STATED GOAL: Which lines contain the word "недостаточно"? Return each of them as written.

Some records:
Begin

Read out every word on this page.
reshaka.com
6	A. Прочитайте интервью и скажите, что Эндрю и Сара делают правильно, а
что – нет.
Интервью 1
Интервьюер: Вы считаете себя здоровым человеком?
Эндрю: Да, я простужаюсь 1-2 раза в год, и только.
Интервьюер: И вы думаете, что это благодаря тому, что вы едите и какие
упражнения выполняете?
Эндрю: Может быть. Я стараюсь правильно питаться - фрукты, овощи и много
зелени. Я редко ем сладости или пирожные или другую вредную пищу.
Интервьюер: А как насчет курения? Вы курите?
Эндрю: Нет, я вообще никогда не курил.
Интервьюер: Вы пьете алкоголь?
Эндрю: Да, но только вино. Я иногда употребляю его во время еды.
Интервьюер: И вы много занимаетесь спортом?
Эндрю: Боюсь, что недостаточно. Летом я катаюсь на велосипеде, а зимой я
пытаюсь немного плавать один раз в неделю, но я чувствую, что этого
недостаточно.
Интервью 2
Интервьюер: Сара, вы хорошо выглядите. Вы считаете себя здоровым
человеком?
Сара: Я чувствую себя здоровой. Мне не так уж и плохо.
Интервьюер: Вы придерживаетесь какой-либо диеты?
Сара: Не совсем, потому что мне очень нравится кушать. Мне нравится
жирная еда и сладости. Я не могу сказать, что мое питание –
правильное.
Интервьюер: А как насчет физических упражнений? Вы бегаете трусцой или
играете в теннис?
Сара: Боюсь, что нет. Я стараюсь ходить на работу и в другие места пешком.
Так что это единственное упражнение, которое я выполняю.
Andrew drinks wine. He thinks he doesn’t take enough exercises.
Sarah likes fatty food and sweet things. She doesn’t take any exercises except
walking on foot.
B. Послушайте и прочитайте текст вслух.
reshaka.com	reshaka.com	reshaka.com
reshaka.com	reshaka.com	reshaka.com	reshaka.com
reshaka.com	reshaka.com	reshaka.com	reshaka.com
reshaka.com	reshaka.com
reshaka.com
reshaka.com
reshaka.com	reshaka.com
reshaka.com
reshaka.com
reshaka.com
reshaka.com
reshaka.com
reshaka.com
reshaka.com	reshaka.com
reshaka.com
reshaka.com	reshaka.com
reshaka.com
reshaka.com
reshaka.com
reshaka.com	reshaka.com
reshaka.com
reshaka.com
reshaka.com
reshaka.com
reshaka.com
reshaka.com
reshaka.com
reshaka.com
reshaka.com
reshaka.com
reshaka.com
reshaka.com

End

COMPLETE ANSWER:
Эндрю: Боюсь, что недостаточно. Летом я катаюсь на велосипеде, а зимой я
недостаточно.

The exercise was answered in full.